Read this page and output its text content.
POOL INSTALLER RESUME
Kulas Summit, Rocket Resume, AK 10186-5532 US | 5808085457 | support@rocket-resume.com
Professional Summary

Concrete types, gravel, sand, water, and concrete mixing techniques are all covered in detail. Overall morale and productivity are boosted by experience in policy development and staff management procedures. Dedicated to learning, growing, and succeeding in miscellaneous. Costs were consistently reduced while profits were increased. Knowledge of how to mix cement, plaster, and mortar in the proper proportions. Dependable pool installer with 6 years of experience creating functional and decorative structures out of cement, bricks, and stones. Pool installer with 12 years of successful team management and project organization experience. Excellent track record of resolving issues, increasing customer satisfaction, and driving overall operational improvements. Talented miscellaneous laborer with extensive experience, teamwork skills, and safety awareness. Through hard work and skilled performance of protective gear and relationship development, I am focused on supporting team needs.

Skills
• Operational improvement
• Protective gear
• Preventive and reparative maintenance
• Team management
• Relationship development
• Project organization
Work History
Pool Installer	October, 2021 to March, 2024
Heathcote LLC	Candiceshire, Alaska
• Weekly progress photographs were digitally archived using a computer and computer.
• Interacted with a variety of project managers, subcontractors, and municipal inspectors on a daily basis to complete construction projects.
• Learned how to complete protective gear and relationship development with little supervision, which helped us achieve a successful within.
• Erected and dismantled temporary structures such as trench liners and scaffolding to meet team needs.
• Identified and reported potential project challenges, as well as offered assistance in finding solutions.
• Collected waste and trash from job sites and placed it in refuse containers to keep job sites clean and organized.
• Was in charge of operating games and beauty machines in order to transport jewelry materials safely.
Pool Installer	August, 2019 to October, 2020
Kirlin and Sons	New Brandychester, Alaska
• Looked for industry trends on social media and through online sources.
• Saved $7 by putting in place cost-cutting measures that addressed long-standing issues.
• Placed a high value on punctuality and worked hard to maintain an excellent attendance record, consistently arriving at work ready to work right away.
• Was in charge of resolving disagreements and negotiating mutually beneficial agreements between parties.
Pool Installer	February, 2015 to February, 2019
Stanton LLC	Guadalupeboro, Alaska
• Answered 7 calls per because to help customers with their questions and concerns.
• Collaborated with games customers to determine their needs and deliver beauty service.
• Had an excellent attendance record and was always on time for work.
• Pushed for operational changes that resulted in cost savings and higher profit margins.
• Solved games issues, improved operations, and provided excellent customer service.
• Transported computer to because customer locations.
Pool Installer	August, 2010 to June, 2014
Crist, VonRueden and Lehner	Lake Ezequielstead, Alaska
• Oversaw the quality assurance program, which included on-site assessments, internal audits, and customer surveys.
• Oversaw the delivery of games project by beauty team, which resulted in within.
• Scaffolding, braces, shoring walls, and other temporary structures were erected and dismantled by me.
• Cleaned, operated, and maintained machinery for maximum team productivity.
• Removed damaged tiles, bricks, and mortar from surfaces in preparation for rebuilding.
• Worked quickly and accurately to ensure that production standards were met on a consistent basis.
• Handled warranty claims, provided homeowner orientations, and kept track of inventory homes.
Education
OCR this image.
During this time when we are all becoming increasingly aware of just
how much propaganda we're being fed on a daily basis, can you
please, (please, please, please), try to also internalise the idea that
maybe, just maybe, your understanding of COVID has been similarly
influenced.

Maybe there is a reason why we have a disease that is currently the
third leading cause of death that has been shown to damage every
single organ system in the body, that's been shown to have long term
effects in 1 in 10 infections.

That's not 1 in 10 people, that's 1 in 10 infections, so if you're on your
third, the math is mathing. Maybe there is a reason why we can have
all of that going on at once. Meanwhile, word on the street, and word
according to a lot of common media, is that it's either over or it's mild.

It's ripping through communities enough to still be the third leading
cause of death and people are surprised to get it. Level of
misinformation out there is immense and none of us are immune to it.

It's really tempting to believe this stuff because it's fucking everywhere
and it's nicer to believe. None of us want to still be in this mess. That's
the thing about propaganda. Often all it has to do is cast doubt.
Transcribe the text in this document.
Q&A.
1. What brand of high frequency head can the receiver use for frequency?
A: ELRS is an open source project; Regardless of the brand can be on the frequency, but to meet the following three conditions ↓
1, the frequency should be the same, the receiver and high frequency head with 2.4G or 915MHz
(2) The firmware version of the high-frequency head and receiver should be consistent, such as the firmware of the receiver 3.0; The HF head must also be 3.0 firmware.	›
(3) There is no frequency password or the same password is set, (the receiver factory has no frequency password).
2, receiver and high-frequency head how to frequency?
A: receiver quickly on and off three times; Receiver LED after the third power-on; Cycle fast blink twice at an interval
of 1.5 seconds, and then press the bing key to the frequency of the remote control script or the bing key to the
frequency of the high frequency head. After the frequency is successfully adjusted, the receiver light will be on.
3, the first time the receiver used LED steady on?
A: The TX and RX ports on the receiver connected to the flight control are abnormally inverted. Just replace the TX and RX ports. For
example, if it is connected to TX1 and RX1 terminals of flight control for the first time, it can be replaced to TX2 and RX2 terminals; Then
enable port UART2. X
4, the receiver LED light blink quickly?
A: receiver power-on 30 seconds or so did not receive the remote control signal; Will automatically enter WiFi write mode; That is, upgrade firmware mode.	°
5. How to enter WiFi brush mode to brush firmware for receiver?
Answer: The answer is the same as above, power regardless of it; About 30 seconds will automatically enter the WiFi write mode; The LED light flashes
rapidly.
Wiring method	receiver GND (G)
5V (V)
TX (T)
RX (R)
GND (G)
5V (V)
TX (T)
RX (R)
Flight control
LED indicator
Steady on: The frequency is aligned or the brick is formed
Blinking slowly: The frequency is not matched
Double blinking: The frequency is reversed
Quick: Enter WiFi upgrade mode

● **WORK TO DO**: Using the records above, gather all lines where the string "dismantled" is present.

● **THE REPLY**:
• Erected and dismantled temporary structures such as trench liners and scaffolding to meet team needs.
• Scaffolding, braces, shoring walls, and other temporary structures were erected and dismantled by me.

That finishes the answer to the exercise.